Dataset items
_ _ _ _ _
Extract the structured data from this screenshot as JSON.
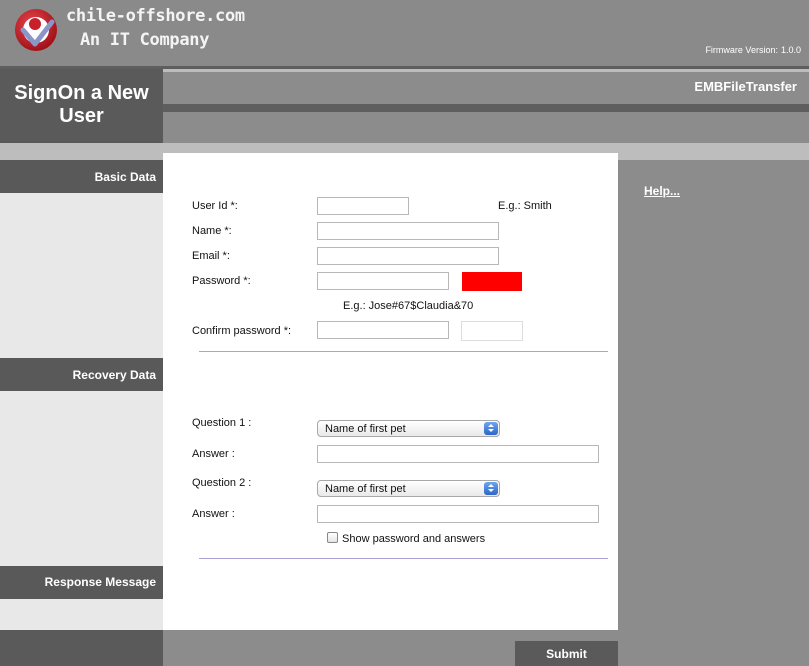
{
  "header": {
    "brand_line1": "chile-offshore.com",
    "brand_line2": "An IT Company",
    "firmware_label": "Firmware Version:",
    "firmware_version": "1.0.0",
    "logo_colors": {
      "outer": "#c8202a",
      "inner": "#ffffff",
      "check": "#8a95c8"
    }
  },
  "title": {
    "page_title": "SignOn a New User",
    "app_name": "EMBFileTransfer"
  },
  "sidebar": {
    "basic_data": "Basic Data",
    "recovery_data": "Recovery Data",
    "response_message": "Response Message"
  },
  "form": {
    "user_id": {
      "label": "User Id *:",
      "value": "",
      "hint": "E.g.: Smith"
    },
    "name": {
      "label": "Name *:",
      "value": ""
    },
    "email": {
      "label": "Email *:",
      "value": ""
    },
    "password": {
      "label": "Password *:",
      "value": "",
      "hint": "E.g.: Jose#67$Claudia&70",
      "strength_color": "#ff0000"
    },
    "confirm_password": {
      "label": "Confirm password *:",
      "value": ""
    },
    "question1": {
      "label": "Question 1 :",
      "selected": "Name of first pet"
    },
    "answer1": {
      "label": "Answer :",
      "value": ""
    },
    "question2": {
      "label": "Question 2 :",
      "selected": "Name of first pet"
    },
    "answer2": {
      "label": "Answer :",
      "value": ""
    },
    "show_password": {
      "label": "Show password and answers",
      "checked": false
    }
  },
  "help_link": "Help...",
  "submit_label": "Submit"
}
_ _ _ _ _
▸ EXERCISE INSTRUCTIONS
Pictures in the records should not appear in your copy, but everything else must be transcribed exactly.

▸ RESULT OF THIS TASK
Extract the structured data from this screenshot as JSON.
{
  "header": {
    "brand_line1": "chile-offshore.com",
    "brand_line2": "An IT Company",
    "firmware_label": "Firmware Version:",
    "firmware_version": "1.0.0",
    "logo_colors": {
      "outer": "#c8202a",
      "inner": "#ffffff",
      "check": "#8a95c8"
    }
  },
  "title": {
    "page_title": "SignOn a New User",
    "app_name": "EMBFileTransfer"
  },
  "sidebar": {
    "basic_data": "Basic Data",
    "recovery_data": "Recovery Data",
    "response_message": "Response Message"
  },
  "form": {
    "user_id": {
      "label": "User Id *:",
      "value": "",
      "hint": "E.g.: Smith"
    },
    "name": {
      "label": "Name *:",
      "value": ""
    },
    "email": {
      "label": "Email *:",
      "value": ""
    },
    "password": {
      "label": "Password *:",
      "value": "",
      "hint": "E.g.: Jose#67$Claudia&70",
      "strength_color": "#ff0000"
    },
    "confirm_password": {
      "label": "Confirm password *:",
      "value": ""
    },
    "question1": {
      "label": "Question 1 :",
      "selected": "Name of first pet"
    },
    "answer1": {
      "label": "Answer :",
      "value": ""
    },
    "question2": {
      "label": "Question 2 :",
      "selected": "Name of first pet"
    },
    "answer2": {
      "label": "Answer :",
      "value": ""
    },
    "show_password": {
      "label": "Show password and answers",
      "checked": false
    }
  },
  "help_link": "Help...",
  "submit_label": "Submit"
}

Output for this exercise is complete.